(Records excerpted from a collection)

|---|

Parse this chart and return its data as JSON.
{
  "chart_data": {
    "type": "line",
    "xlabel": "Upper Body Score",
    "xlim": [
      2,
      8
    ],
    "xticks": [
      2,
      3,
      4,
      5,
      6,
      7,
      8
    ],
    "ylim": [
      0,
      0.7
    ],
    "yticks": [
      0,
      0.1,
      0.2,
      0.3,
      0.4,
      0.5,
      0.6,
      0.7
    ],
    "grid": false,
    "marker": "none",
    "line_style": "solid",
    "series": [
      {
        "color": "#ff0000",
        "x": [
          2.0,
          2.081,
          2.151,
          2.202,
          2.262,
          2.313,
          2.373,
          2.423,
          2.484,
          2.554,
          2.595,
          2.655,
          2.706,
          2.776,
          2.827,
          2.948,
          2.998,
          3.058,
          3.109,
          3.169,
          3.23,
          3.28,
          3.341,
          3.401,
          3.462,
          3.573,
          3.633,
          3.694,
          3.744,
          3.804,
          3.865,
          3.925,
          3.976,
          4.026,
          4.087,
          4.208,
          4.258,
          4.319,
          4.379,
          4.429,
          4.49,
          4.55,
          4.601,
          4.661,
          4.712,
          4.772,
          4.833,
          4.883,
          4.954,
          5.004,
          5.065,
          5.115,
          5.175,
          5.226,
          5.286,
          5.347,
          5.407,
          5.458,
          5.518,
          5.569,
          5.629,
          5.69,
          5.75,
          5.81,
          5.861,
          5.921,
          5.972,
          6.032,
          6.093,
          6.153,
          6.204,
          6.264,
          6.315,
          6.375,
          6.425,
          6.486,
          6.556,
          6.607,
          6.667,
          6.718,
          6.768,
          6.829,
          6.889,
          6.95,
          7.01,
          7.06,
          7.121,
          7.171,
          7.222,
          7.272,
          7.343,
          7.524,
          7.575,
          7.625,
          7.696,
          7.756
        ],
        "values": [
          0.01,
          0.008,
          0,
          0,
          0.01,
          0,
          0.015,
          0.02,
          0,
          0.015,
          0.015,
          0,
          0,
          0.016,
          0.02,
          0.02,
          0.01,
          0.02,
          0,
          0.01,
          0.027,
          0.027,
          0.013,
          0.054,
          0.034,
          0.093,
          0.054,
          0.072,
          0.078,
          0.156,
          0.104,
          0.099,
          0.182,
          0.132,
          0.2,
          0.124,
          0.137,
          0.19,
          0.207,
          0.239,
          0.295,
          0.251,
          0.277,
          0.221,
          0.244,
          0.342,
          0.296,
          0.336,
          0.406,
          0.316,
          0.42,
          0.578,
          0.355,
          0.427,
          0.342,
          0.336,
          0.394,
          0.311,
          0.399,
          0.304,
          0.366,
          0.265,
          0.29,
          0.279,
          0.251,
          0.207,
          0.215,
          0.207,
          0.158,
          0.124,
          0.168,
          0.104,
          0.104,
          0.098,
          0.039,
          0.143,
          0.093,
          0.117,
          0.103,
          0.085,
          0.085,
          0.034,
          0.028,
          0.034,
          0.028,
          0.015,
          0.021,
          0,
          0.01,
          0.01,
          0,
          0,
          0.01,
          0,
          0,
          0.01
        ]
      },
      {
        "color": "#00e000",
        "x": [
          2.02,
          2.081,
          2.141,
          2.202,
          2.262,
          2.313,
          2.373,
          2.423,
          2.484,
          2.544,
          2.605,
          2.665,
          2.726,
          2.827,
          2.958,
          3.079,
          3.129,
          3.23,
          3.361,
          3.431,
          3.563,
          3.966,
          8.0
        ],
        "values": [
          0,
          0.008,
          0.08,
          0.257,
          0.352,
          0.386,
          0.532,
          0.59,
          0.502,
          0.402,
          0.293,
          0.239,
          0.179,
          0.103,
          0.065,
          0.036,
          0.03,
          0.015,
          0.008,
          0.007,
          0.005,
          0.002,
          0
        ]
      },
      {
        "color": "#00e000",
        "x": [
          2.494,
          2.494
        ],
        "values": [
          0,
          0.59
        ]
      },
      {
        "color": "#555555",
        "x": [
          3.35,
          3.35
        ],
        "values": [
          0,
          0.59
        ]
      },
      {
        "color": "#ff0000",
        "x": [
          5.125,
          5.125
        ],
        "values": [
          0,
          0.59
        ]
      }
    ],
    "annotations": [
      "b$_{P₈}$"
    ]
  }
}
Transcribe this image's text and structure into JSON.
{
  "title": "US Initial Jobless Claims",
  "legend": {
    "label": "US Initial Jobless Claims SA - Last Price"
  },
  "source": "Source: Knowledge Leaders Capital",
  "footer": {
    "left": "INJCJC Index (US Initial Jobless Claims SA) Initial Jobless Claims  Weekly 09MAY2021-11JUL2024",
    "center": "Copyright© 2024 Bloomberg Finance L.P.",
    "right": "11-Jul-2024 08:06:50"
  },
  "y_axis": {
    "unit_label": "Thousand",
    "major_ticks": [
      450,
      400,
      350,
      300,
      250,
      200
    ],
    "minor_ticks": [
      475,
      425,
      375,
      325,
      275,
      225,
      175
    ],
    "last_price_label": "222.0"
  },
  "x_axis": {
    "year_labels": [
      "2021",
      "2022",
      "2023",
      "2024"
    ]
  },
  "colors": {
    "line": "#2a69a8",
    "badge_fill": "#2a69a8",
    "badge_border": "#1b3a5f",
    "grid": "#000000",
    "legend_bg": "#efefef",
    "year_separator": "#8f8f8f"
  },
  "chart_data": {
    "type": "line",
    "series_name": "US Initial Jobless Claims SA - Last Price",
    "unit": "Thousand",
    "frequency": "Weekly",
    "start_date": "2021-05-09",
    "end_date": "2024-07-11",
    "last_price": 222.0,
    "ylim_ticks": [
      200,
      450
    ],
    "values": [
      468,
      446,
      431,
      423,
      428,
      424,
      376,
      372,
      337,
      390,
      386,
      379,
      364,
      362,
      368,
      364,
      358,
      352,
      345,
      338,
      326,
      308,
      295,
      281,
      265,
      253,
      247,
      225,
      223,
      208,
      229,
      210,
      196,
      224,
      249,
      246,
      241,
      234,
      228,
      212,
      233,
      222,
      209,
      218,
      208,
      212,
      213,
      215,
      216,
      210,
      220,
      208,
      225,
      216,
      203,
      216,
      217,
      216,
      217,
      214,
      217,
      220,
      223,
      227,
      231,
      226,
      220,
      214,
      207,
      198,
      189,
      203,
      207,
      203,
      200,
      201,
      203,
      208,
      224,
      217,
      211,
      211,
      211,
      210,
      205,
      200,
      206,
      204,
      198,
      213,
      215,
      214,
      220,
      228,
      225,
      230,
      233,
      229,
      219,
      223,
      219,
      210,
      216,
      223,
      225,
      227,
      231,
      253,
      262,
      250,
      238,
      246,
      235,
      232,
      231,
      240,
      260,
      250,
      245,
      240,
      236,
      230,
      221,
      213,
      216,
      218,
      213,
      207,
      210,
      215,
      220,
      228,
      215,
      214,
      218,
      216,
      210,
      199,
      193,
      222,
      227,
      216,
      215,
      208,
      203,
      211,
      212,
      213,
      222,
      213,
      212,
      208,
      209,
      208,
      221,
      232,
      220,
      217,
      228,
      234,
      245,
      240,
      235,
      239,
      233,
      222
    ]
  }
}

|---|

= Challenge =
Copy the entries above exactly, leaving none out.

= Correct answer =
Parse this chart and return its data as JSON.
{
  "chart_data": {
    "type": "line",
    "xlabel": "Upper Body Score",
    "xlim": [
      2,
      8
    ],
    "xticks": [
      2,
      3,
      4,
      5,
      6,
      7,
      8
    ],
    "ylim": [
      0,
      0.7
    ],
    "yticks": [
      0,
      0.1,
      0.2,
      0.3,
      0.4,
      0.5,
      0.6,
      0.7
    ],
    "grid": false,
    "marker": "none",
    "line_style": "solid",
    "series": [
      {
        "color": "#ff0000",
        "x": [
          2.0,
          2.081,
          2.151,
          2.202,
          2.262,
          2.313,
          2.373,
          2.423,
          2.484,
          2.554,
          2.595,
          2.655,
          2.706,
          2.776,
          2.827,
          2.948,
          2.998,
          3.058,
          3.109,
          3.169,
          3.23,
          3.28,
          3.341,
          3.401,
          3.462,
          3.573,
          3.633,
          3.694,
          3.744,
          3.804,
          3.865,
          3.925,
          3.976,
          4.026,
          4.087,
          4.208,
          4.258,
          4.319,
          4.379,
          4.429,
          4.49,
          4.55,
          4.601,
          4.661,
          4.712,
          4.772,
          4.833,
          4.883,
          4.954,
          5.004,
          5.065,
          5.115,
          5.175,
          5.226,
          5.286,
          5.347,
          5.407,
          5.458,
          5.518,
          5.569,
          5.629,
          5.69,
          5.75,
          5.81,
          5.861,
          5.921,
          5.972,
          6.032,
          6.093,
          6.153,
          6.204,
          6.264,
          6.315,
          6.375,
          6.425,
          6.486,
          6.556,
          6.607,
          6.667,
          6.718,
          6.768,
          6.829,
          6.889,
          6.95,
          7.01,
          7.06,
          7.121,
          7.171,
          7.222,
          7.272,
          7.343,
          7.524,
          7.575,
          7.625,
          7.696,
          7.756
        ],
        "values": [
          0.01,
          0.008,
          0,
          0,
          0.01,
          0,
          0.015,
          0.02,
          0,
          0.015,
          0.015,
          0,
          0,
          0.016,
          0.02,
          0.02,
          0.01,
          0.02,
          0,
          0.01,
          0.027,
          0.027,
          0.013,
          0.054,
          0.034,
          0.093,
          0.054,
          0.072,
          0.078,
          0.156,
          0.104,
          0.099,
          0.182,
          0.132,
          0.2,
          0.124,
          0.137,
          0.19,
          0.207,
          0.239,
          0.295,
          0.251,
          0.277,
          0.221,
          0.244,
          0.342,
          0.296,
          0.336,
          0.406,
          0.316,
          0.42,
          0.578,
          0.355,
          0.427,
          0.342,
          0.336,
          0.394,
          0.311,
          0.399,
          0.304,
          0.366,
          0.265,
          0.29,
          0.279,
          0.251,
          0.207,
          0.215,
          0.207,
          0.158,
          0.124,
          0.168,
          0.104,
          0.104,
          0.098,
          0.039,
          0.143,
          0.093,
          0.117,
          0.103,
          0.085,
          0.085,
          0.034,
          0.028,
          0.034,
          0.028,
          0.015,
          0.021,
          0,
          0.01,
          0.01,
          0,
          0,
          0.01,
          0,
          0,
          0.01
        ]
      },
      {
        "color": "#00e000",
        "x": [
          2.02,
          2.081,
          2.141,
          2.202,
          2.262,
          2.313,
          2.373,
          2.423,
          2.484,
          2.544,
          2.605,
          2.665,
          2.726,
          2.827,
          2.958,
          3.079,
          3.129,
          3.23,
          3.361,
          3.431,
          3.563,
          3.966,
          8.0
        ],
        "values": [
          0,
          0.008,
          0.08,
          0.257,
          0.352,
          0.386,
          0.532,
          0.59,
          0.502,
          0.402,
          0.293,
          0.239,
          0.179,
          0.103,
          0.065,
          0.036,
          0.03,
          0.015,
          0.008,
          0.007,
          0.005,
          0.002,
          0
        ]
      },
      {
        "color": "#00e000",
        "x": [
          2.494,
          2.494
        ],
        "values": [
          0,
          0.59
        ]
      },
      {
        "color": "#555555",
        "x": [
          3.35,
          3.35
        ],
        "values": [
          0,
          0.59
        ]
      },
      {
        "color": "#ff0000",
        "x": [
          5.125,
          5.125
        ],
        "values": [
          0,
          0.59
        ]
      }
    ],
    "annotations": [
      "b$_{P₈}$"
    ]
  }
}
Transcribe this image's text and structure into JSON.
{
  "title": "US Initial Jobless Claims",
  "legend": {
    "label": "US Initial Jobless Claims SA - Last Price"
  },
  "source": "Source: Knowledge Leaders Capital",
  "footer": {
    "left": "INJCJC Index (US Initial Jobless Claims SA) Initial Jobless Claims  Weekly 09MAY2021-11JUL2024",
    "center": "Copyright© 2024 Bloomberg Finance L.P.",
    "right": "11-Jul-2024 08:06:50"
  },
  "y_axis": {
    "unit_label": "Thousand",
    "major_ticks": [
      450,
      400,
      350,
      300,
      250,
      200
    ],
    "minor_ticks": [
      475,
      425,
      375,
      325,
      275,
      225,
      175
    ],
    "last_price_label": "222.0"
  },
  "x_axis": {
    "year_labels": [
      "2021",
      "2022",
      "2023",
      "2024"
    ]
  },
  "colors": {
    "line": "#2a69a8",
    "badge_fill": "#2a69a8",
    "badge_border": "#1b3a5f",
    "grid": "#000000",
    "legend_bg": "#efefef",
    "year_separator": "#8f8f8f"
  },
  "chart_data": {
    "type": "line",
    "series_name": "US Initial Jobless Claims SA - Last Price",
    "unit": "Thousand",
    "frequency": "Weekly",
    "start_date": "2021-05-09",
    "end_date": "2024-07-11",
    "last_price": 222.0,
    "ylim_ticks": [
      200,
      450
    ],
    "values": [
      468,
      446,
      431,
      423,
      428,
      424,
      376,
      372,
      337,
      390,
      386,
      379,
      364,
      362,
      368,
      364,
      358,
      352,
      345,
      338,
      326,
      308,
      295,
      281,
      265,
      253,
      247,
      225,
      223,
      208,
      229,
      210,
      196,
      224,
      249,
      246,
      241,
      234,
      228,
      212,
      233,
      222,
      209,
      218,
      208,
      212,
      213,
      215,
      216,
      210,
      220,
      208,
      225,
      216,
      203,
      216,
      217,
      216,
      217,
      214,
      217,
      220,
      223,
      227,
      231,
      226,
      220,
      214,
      207,
      198,
      189,
      203,
      207,
      203,
      200,
      201,
      203,
      208,
      224,
      217,
      211,
      211,
      211,
      210,
      205,
      200,
      206,
      204,
      198,
      213,
      215,
      214,
      220,
      228,
      225,
      230,
      233,
      229,
      219,
      223,
      219,
      210,
      216,
      223,
      225,
      227,
      231,
      253,
      262,
      250,
      238,
      246,
      235,
      232,
      231,
      240,
      260,
      250,
      245,
      240,
      236,
      230,
      221,
      213,
      216,
      218,
      213,
      207,
      210,
      215,
      220,
      228,
      215,
      214,
      218,
      216,
      210,
      199,
      193,
      222,
      227,
      216,
      215,
      208,
      203,
      211,
      212,
      213,
      222,
      213,
      212,
      208,
      209,
      208,
      221,
      232,
      220,
      217,
      228,
      234,
      245,
      240,
      235,
      239,
      233,
      222
    ]
  }
}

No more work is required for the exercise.